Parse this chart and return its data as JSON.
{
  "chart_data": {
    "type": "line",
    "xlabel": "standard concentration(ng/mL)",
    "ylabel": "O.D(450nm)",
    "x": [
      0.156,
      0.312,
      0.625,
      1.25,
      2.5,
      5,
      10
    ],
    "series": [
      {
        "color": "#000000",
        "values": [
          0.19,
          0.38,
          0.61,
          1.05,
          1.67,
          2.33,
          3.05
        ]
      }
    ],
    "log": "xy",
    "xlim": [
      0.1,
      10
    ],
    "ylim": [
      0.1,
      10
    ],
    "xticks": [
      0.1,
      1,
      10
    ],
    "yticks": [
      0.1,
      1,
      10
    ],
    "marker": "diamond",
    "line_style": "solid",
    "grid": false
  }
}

_Short problem_: Exactly reproduce the material above.

_Written solution_:
Parse this chart and return its data as JSON.
{
  "chart_data": {
    "type": "line",
    "xlabel": "standard concentration(ng/mL)",
    "ylabel": "O.D(450nm)",
    "x": [
      0.156,
      0.312,
      0.625,
      1.25,
      2.5,
      5,
      10
    ],
    "series": [
      {
        "color": "#000000",
        "values": [
          0.19,
          0.38,
          0.61,
          1.05,
          1.67,
          2.33,
          3.05
        ]
      }
    ],
    "log": "xy",
    "xlim": [
      0.1,
      10
    ],
    "ylim": [
      0.1,
      10
    ],
    "xticks": [
      0.1,
      1,
      10
    ],
    "yticks": [
      0.1,
      1,
      10
    ],
    "marker": "diamond",
    "line_style": "solid",
    "grid": false
  }
}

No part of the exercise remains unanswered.